WHAT YOU ARE ASKED TO DO | Copy out each line that includes the word "ABC中".

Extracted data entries
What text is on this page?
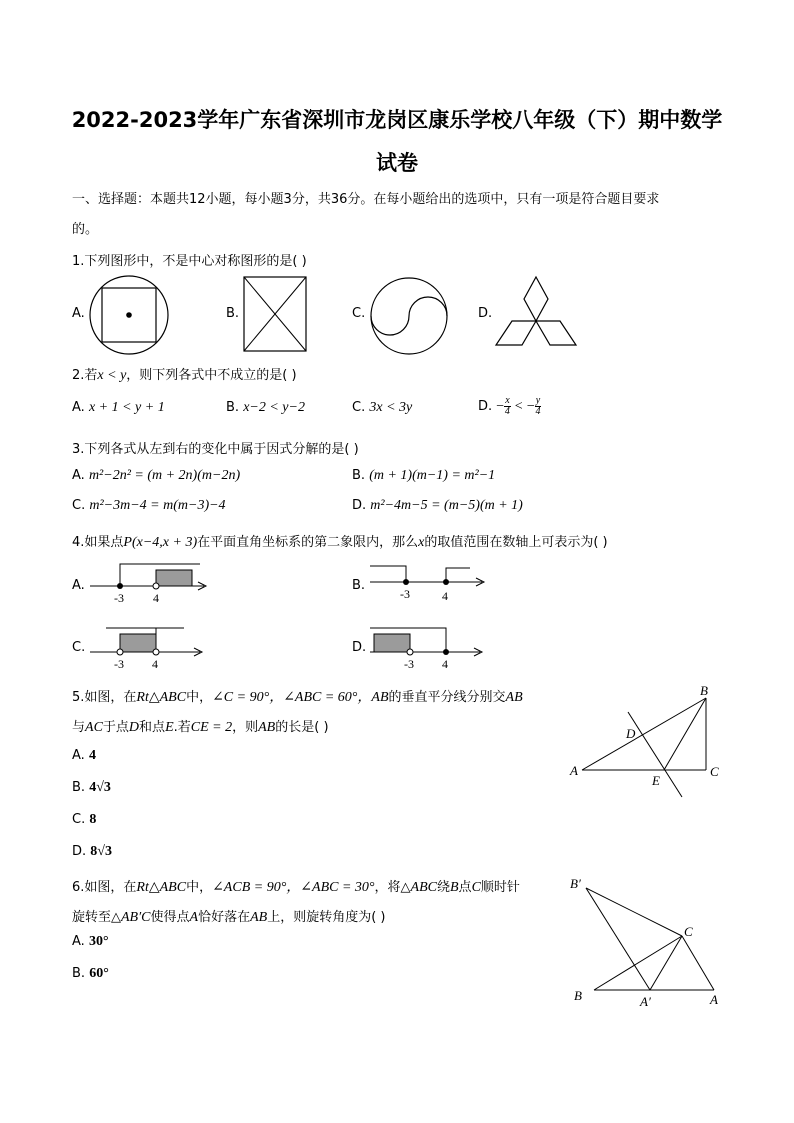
2022-2023学年广东省深圳市龙岗区康乐学校八年级（下）期中数学
试卷
一、选择题：本题共12小题，每小题3分，共36分。在每小题给出的选项中，只有一项是符合题目要求
的。
1.下列图形中，不是中心对称图形的是( )
A.	B.	C.	D.
2.若x < y，则下列各式中不成立的是( )
A. x + 1 < y + 1	B. x−2 < y−2	C. 3x < 3y	D. − $\frac{x}{4}$ < − $\frac{y}{4}$
3.下列各式从左到右的变化中属于因式分解的是( )
A. m²−2n² = (m + 2n)(m−2n)	B. (m + 1)(m−1) = m²−1
C. m²−3m−4 = m(m−3)−4	D. m²−4m−5 = (m−5)(m + 1)
4.如果点P(x−4,x + 3)在平面直角坐标系的第二象限内，那么x的取值范围在数轴上可表示为( )
A.
-3 4
B.
-3	4
C.
-3 4
D.
-3 4
5.如图，在Rt△ABC中，∠C = 90°，∠ABC = 60°，AB的垂直平分线分别交AB
与AC于点D和点E.若CE = 2，则AB的长是( )
A. 4
B. 4√3
C. 8
D. 8√3
A
B
C
D
E
6.如图，在Rt△ABC中，∠ACB = 90°，∠ABC = 30°，将△ABC绕B点C顺时针
旋转至△AB′C使得点A恰好落在AB上，则旋转角度为( )
A. 30°
B. 60°
B′
C
B	A′	A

SOLUTION TO THE EXERCISE |
5.如图，在Rt△ABC中，∠C = 90°，∠ABC = 60°，AB的垂直平分线分别交AB
6.如图，在Rt△ABC中，∠ACB = 90°，∠ABC = 30°，将△ABC绕B点C顺时针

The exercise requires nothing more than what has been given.